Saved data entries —
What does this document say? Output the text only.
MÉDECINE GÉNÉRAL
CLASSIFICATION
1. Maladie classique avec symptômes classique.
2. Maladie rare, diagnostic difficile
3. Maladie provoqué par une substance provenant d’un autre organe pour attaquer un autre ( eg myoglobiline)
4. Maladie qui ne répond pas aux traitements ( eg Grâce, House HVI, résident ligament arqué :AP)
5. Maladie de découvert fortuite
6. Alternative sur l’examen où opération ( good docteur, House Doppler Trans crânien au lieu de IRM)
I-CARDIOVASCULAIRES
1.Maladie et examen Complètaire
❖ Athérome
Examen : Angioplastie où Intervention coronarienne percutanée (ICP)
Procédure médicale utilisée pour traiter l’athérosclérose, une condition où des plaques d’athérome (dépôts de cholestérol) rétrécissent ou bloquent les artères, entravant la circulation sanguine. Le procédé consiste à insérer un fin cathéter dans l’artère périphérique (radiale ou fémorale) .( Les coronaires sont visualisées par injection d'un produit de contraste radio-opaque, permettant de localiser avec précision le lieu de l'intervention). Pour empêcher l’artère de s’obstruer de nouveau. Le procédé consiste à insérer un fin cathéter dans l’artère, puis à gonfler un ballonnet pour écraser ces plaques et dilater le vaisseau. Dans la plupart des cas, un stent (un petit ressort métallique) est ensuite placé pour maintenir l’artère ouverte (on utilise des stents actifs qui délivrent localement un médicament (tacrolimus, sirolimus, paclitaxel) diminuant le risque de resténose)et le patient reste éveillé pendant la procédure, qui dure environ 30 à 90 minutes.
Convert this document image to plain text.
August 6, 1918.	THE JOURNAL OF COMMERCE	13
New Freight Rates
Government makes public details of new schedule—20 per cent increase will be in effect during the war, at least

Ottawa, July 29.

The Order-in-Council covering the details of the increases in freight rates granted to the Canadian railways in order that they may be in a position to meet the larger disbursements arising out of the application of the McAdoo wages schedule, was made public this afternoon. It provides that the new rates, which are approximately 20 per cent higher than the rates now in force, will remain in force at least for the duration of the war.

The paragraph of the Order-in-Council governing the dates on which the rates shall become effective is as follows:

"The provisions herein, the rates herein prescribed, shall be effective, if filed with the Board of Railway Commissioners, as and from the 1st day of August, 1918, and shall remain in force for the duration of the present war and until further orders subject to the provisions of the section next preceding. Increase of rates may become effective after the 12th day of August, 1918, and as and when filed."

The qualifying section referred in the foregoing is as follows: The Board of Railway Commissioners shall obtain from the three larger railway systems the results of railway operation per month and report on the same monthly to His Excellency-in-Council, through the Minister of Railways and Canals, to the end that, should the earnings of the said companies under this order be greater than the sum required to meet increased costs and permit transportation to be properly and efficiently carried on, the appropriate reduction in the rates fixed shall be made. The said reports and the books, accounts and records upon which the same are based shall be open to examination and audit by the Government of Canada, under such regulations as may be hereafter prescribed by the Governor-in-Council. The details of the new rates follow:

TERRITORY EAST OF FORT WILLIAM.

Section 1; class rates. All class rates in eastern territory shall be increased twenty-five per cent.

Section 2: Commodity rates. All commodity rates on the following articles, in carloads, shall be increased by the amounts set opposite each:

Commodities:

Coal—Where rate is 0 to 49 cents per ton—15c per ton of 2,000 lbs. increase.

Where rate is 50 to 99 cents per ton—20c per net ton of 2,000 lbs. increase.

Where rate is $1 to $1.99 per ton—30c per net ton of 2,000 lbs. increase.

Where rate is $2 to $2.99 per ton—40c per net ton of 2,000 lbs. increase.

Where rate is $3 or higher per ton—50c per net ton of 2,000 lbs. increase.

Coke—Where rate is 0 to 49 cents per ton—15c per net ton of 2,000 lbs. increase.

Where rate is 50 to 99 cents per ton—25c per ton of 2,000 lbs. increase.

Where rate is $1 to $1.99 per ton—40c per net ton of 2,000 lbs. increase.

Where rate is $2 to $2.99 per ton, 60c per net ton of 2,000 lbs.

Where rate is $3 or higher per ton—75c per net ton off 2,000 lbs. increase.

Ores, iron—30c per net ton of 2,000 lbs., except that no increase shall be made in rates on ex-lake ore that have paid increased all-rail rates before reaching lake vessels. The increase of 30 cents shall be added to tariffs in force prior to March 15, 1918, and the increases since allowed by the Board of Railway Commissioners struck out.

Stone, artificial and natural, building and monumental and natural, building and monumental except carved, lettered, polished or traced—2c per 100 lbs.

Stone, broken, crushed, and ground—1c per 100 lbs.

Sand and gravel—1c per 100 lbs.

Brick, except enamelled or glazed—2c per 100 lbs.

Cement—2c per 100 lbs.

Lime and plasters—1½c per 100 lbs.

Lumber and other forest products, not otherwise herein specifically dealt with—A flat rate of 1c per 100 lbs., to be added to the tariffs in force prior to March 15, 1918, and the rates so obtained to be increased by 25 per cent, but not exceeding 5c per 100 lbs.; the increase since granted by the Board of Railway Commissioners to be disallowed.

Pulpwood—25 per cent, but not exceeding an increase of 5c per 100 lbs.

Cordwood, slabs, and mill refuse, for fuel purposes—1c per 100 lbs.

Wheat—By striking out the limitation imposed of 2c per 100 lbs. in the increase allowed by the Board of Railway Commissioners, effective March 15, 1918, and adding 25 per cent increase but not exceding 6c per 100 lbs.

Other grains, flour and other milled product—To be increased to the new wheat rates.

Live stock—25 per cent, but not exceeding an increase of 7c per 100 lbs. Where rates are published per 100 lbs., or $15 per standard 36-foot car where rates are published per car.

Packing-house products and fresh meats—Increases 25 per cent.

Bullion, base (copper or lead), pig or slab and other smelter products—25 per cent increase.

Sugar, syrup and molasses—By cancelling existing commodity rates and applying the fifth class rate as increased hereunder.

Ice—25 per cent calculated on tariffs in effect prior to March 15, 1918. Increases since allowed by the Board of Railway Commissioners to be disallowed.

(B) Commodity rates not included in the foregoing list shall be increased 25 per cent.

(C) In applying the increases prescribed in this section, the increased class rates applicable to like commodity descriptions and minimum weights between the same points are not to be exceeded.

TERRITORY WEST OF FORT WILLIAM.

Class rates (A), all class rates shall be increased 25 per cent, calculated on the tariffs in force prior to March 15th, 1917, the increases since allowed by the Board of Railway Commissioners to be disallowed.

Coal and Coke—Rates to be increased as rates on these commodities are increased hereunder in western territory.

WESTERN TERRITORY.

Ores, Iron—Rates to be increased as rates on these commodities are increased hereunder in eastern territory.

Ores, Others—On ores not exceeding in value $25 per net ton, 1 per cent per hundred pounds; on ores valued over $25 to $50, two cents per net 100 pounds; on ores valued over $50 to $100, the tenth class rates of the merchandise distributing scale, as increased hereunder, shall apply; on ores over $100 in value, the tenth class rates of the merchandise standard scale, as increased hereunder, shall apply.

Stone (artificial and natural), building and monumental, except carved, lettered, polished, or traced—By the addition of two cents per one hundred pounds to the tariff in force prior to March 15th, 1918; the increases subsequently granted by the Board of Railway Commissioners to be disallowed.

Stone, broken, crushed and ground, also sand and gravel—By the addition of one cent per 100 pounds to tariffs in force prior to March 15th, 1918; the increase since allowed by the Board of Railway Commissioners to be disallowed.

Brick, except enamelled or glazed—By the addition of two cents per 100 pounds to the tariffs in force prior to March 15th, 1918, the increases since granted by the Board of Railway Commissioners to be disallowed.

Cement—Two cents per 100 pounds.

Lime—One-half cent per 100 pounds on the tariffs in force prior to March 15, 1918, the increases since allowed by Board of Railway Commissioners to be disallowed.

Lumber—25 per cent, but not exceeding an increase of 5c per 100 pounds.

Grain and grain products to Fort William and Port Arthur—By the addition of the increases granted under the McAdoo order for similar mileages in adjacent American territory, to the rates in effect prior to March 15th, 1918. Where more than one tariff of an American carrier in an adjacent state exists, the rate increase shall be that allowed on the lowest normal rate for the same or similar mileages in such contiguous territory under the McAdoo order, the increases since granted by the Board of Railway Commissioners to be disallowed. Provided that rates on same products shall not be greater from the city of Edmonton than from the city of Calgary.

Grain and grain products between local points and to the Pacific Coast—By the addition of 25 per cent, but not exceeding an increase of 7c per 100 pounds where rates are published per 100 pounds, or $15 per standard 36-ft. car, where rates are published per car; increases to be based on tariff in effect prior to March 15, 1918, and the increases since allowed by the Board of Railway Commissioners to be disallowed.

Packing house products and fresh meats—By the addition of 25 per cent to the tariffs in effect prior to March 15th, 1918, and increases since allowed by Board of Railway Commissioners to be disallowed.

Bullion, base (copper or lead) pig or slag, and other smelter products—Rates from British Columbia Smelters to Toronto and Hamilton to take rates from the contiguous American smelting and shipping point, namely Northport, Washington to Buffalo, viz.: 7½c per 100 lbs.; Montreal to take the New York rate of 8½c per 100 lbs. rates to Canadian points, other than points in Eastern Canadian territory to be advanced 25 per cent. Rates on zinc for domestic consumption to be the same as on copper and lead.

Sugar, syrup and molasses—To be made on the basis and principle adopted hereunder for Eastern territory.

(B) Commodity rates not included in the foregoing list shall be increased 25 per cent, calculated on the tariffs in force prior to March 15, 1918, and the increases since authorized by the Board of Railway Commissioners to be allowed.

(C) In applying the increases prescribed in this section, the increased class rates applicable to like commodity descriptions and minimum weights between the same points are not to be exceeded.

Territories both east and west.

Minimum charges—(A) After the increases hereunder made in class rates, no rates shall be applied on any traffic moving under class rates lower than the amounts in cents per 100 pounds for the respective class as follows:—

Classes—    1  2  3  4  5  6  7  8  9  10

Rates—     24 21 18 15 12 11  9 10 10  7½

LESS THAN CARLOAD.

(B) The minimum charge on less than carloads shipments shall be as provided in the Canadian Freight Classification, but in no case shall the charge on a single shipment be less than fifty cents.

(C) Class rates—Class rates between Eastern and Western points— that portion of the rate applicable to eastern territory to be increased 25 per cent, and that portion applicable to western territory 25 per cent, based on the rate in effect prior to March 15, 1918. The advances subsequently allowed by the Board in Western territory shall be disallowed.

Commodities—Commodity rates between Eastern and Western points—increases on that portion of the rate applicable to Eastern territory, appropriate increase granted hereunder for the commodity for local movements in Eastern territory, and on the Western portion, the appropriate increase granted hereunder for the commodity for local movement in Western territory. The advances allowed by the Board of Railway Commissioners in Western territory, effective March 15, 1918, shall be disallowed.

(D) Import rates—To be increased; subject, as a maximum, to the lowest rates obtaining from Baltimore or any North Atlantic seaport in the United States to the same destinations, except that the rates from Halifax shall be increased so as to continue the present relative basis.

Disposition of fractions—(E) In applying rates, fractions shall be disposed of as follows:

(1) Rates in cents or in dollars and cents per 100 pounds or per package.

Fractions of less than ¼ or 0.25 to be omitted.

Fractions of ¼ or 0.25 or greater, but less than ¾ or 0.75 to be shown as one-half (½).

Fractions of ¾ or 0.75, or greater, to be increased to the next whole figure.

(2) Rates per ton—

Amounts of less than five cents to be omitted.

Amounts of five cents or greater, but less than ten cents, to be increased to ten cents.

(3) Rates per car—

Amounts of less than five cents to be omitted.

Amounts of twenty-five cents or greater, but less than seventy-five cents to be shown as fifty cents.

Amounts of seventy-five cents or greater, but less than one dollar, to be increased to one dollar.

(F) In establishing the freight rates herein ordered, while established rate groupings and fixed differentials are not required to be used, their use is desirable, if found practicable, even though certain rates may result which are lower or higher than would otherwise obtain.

What you have to do — Using the records given above, list every line that includes the word "seventy".

Expected answer —
Amounts of twenty-five cents or greater, but less than seventy-five cents to be shown as fifty cents.
Amounts of seventy-five cents or greater, but less than one dollar, to be increased to one dollar.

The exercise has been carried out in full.